(Extracted records)

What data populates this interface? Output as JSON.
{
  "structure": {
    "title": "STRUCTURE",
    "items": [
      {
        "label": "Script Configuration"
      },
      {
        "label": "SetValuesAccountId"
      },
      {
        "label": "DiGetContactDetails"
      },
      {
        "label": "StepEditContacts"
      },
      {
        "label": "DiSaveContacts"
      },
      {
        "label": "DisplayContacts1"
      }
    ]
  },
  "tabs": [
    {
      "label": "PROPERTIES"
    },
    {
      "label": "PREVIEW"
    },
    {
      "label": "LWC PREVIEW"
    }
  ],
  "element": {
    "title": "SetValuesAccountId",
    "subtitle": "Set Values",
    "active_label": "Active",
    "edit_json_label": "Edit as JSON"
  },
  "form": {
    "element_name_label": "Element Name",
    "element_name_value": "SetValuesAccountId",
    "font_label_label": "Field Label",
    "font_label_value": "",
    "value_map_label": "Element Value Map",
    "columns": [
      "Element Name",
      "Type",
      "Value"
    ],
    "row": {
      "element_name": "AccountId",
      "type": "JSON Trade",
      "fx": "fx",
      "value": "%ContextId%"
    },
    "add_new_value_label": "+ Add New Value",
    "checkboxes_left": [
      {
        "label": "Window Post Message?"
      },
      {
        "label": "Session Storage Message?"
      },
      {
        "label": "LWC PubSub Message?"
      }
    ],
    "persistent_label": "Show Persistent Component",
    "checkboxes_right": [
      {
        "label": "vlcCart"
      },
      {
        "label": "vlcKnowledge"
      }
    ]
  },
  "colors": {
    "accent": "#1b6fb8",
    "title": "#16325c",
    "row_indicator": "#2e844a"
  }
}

§ Task: Faithfully transcribe the whole of the data.

§ Worked answer:
What data populates this interface? Output as JSON.
{
  "structure": {
    "title": "STRUCTURE",
    "items": [
      {
        "label": "Script Configuration"
      },
      {
        "label": "SetValuesAccountId"
      },
      {
        "label": "DiGetContactDetails"
      },
      {
        "label": "StepEditContacts"
      },
      {
        "label": "DiSaveContacts"
      },
      {
        "label": "DisplayContacts1"
      }
    ]
  },
  "tabs": [
    {
      "label": "PROPERTIES"
    },
    {
      "label": "PREVIEW"
    },
    {
      "label": "LWC PREVIEW"
    }
  ],
  "element": {
    "title": "SetValuesAccountId",
    "subtitle": "Set Values",
    "active_label": "Active",
    "edit_json_label": "Edit as JSON"
  },
  "form": {
    "element_name_label": "Element Name",
    "element_name_value": "SetValuesAccountId",
    "font_label_label": "Field Label",
    "font_label_value": "",
    "value_map_label": "Element Value Map",
    "columns": [
      "Element Name",
      "Type",
      "Value"
    ],
    "row": {
      "element_name": "AccountId",
      "type": "JSON Trade",
      "fx": "fx",
      "value": "%ContextId%"
    },
    "add_new_value_label": "+ Add New Value",
    "checkboxes_left": [
      {
        "label": "Window Post Message?"
      },
      {
        "label": "Session Storage Message?"
      },
      {
        "label": "LWC PubSub Message?"
      }
    ],
    "persistent_label": "Show Persistent Component",
    "checkboxes_right": [
      {
        "label": "vlcCart"
      },
      {
        "label": "vlcKnowledge"
      }
    ]
  },
  "colors": {
    "accent": "#1b6fb8",
    "title": "#16325c",
    "row_indicator": "#2e844a"
  }
}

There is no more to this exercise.